Retype, word for word, the part of the excavator hydraulics text that opens with the words containing "The challenge in" and closes with "an adequate controller.".
#### Text to read ####
With a focus on the system architecture, this paper presents a novel solution for the hydraulic system in excavators. A multi-pump system is considered, where a series of fixed displacement pumps are used to provide the required flow. With a fully electric vehicle, it is possible to separate the pumps from the main engine and have each being operated by a different electric motor, thus granting operation independency to these components. Finally, a manifold block with on/off valves allows for the system to connect any number of pumps to any of the actuators as needed, as well as connect different chambers to regenerate energy.

The challenge in the development of such a system is finding a way to estimate its performance and possible benefits since the control strategy to be used is not clear because of the high number of control variables. This paper finishes with a discussion about dynamic programming, which has been used before to evaluate another highly complex system with a DDP [11]. This method aims at finding the optimal control strategy for a given operating cycle, thus offering insights on how to improve the system and develop an adequate controller.
#### Dataset excerpts ####
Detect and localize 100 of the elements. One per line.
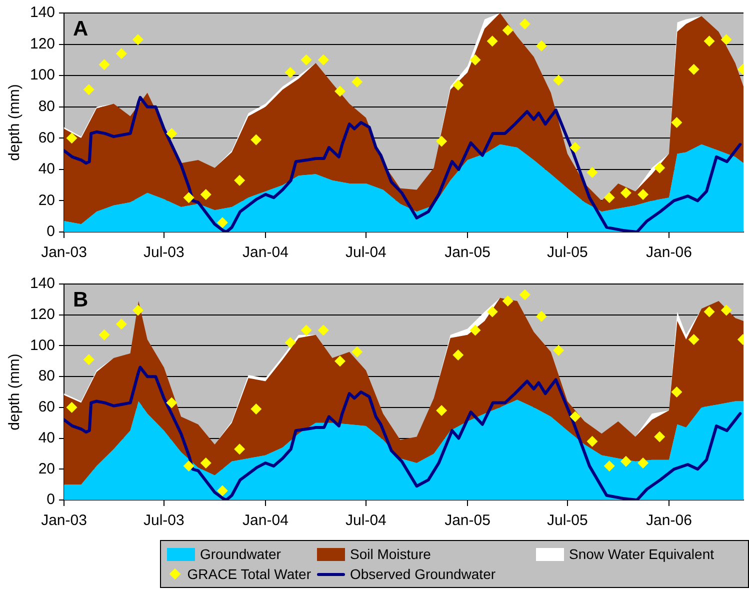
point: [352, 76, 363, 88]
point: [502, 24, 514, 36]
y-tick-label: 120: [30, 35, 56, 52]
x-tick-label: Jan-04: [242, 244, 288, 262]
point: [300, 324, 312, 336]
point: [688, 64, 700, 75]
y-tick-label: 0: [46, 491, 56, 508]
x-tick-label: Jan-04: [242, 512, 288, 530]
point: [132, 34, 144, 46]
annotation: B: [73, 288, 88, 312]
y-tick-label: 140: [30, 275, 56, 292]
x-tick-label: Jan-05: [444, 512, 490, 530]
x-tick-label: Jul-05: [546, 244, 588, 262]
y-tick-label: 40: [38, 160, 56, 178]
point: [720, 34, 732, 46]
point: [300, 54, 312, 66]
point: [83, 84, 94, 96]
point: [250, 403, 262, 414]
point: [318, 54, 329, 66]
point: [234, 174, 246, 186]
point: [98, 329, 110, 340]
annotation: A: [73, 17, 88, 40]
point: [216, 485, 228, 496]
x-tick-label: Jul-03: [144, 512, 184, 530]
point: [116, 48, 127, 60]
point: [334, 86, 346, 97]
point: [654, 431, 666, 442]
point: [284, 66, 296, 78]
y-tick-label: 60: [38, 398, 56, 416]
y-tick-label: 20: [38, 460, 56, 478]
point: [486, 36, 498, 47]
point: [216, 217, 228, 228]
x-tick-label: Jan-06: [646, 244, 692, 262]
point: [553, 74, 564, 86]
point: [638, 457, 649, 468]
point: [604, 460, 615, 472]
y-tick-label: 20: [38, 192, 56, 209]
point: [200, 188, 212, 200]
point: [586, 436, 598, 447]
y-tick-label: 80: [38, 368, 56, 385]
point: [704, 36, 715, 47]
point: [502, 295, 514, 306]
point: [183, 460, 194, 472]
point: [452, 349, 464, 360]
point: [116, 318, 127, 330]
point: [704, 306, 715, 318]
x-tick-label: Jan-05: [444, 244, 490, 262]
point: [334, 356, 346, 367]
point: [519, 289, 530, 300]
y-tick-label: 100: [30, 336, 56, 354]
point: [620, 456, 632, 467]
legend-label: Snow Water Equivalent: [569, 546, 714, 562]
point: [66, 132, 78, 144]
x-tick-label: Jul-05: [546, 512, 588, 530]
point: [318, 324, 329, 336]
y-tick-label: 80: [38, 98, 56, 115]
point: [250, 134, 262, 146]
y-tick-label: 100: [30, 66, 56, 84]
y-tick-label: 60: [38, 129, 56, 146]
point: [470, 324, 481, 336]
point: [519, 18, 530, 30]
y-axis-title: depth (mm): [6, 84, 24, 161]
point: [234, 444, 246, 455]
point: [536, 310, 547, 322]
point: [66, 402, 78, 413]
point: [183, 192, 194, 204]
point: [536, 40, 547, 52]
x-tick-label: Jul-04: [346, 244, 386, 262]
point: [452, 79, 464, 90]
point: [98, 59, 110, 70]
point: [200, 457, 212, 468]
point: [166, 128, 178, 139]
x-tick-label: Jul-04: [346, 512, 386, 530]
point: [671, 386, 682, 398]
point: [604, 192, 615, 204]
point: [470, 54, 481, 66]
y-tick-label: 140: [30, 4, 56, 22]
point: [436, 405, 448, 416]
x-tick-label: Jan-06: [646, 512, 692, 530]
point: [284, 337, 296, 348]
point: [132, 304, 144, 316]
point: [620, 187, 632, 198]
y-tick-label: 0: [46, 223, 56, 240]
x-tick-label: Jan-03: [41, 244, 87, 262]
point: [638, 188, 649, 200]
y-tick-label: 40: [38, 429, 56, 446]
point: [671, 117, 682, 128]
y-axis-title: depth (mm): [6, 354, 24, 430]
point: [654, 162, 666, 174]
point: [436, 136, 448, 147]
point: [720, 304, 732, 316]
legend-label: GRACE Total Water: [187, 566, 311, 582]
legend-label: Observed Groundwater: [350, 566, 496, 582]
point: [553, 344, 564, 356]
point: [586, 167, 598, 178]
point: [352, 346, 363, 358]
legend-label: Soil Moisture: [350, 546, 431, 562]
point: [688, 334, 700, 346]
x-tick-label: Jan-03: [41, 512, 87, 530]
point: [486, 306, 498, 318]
####
Finished task:
The challenge in the development of such a system is finding a way to estimate its performance and possible benefits since the control strategy to be used is not clear because of the high number of control variables. This paper finishes with a discussion about dynamic programming, which has been used before to evaluate another highly complex system with a DDP [11]. This method aims at finding the optimal control strategy for a given operating cycle, thus offering insights on how to improve the system and develop an adequate controller.